**STORED RECORDS**

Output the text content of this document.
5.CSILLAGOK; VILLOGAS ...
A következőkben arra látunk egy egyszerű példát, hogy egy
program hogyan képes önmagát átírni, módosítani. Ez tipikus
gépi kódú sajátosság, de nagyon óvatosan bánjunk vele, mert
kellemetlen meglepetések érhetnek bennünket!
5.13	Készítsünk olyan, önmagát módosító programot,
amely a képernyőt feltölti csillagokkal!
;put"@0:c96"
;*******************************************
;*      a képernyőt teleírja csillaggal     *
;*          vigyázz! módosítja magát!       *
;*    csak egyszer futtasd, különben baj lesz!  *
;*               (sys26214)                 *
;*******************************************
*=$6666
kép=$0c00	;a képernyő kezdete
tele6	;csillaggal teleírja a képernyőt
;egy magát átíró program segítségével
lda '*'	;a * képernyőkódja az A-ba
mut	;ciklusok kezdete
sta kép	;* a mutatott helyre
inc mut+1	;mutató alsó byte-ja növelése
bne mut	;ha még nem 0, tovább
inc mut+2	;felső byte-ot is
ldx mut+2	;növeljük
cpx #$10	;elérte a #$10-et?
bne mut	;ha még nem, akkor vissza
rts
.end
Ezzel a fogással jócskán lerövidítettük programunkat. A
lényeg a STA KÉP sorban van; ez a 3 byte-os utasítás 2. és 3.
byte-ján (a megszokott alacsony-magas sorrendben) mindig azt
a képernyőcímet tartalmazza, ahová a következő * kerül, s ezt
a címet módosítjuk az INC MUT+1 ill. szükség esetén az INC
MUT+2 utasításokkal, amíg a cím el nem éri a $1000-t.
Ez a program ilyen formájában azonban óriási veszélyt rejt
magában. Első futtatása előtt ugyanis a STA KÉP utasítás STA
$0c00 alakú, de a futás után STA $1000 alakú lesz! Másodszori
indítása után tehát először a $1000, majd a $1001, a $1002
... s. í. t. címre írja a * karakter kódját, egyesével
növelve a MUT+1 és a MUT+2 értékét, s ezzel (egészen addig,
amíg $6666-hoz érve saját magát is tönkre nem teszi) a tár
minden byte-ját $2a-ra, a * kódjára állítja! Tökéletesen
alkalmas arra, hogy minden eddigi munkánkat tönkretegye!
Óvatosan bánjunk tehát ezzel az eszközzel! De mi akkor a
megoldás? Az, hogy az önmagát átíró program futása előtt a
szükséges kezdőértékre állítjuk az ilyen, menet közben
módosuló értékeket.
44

**GIVEN EXERCISE**
Your task is to reproduce all of the records exactly.

**REPLY**
Output the text content of this document.
5.CSILLAGOK; VILLOGAS ...
A következőkben arra látunk egy egyszerű példát, hogy egy
program hogyan képes önmagát átírni, módosítani. Ez tipikus
gépi kódú sajátosság, de nagyon óvatosan bánjunk vele, mert
kellemetlen meglepetések érhetnek bennünket!
5.13	Készítsünk olyan, önmagát módosító programot,
amely a képernyőt feltölti csillagokkal!
;put"@0:c96"
;*******************************************
;*      a képernyőt teleírja csillaggal     *
;*          vigyázz! módosítja magát!       *
;*    csak egyszer futtasd, különben baj lesz!  *
;*               (sys26214)                 *
;*******************************************
*=$6666
kép=$0c00	;a képernyő kezdete
tele6	;csillaggal teleírja a képernyőt
;egy magát átíró program segítségével
lda '*'	;a * képernyőkódja az A-ba
mut	;ciklusok kezdete
sta kép	;* a mutatott helyre
inc mut+1	;mutató alsó byte-ja növelése
bne mut	;ha még nem 0, tovább
inc mut+2	;felső byte-ot is
ldx mut+2	;növeljük
cpx #$10	;elérte a #$10-et?
bne mut	;ha még nem, akkor vissza
rts
.end
Ezzel a fogással jócskán lerövidítettük programunkat. A
lényeg a STA KÉP sorban van; ez a 3 byte-os utasítás 2. és 3.
byte-ján (a megszokott alacsony-magas sorrendben) mindig azt
a képernyőcímet tartalmazza, ahová a következő * kerül, s ezt
a címet módosítjuk az INC MUT+1 ill. szükség esetén az INC
MUT+2 utasításokkal, amíg a cím el nem éri a $1000-t.
Ez a program ilyen formájában azonban óriási veszélyt rejt
magában. Első futtatása előtt ugyanis a STA KÉP utasítás STA
$0c00 alakú, de a futás után STA $1000 alakú lesz! Másodszori
indítása után tehát először a $1000, majd a $1001, a $1002
... s. í. t. címre írja a * karakter kódját, egyesével
növelve a MUT+1 és a MUT+2 értékét, s ezzel (egészen addig,
amíg $6666-hoz érve saját magát is tönkre nem teszi) a tár
minden byte-ját $2a-ra, a * kódjára állítja! Tökéletesen
alkalmas arra, hogy minden eddigi munkánkat tönkretegye!
Óvatosan bánjunk tehát ezzel az eszközzel! De mi akkor a
megoldás? Az, hogy az önmagát átíró program futása előtt a
szükséges kezdőértékre állítjuk az ilyen, menet közben
módosuló értékeket.
44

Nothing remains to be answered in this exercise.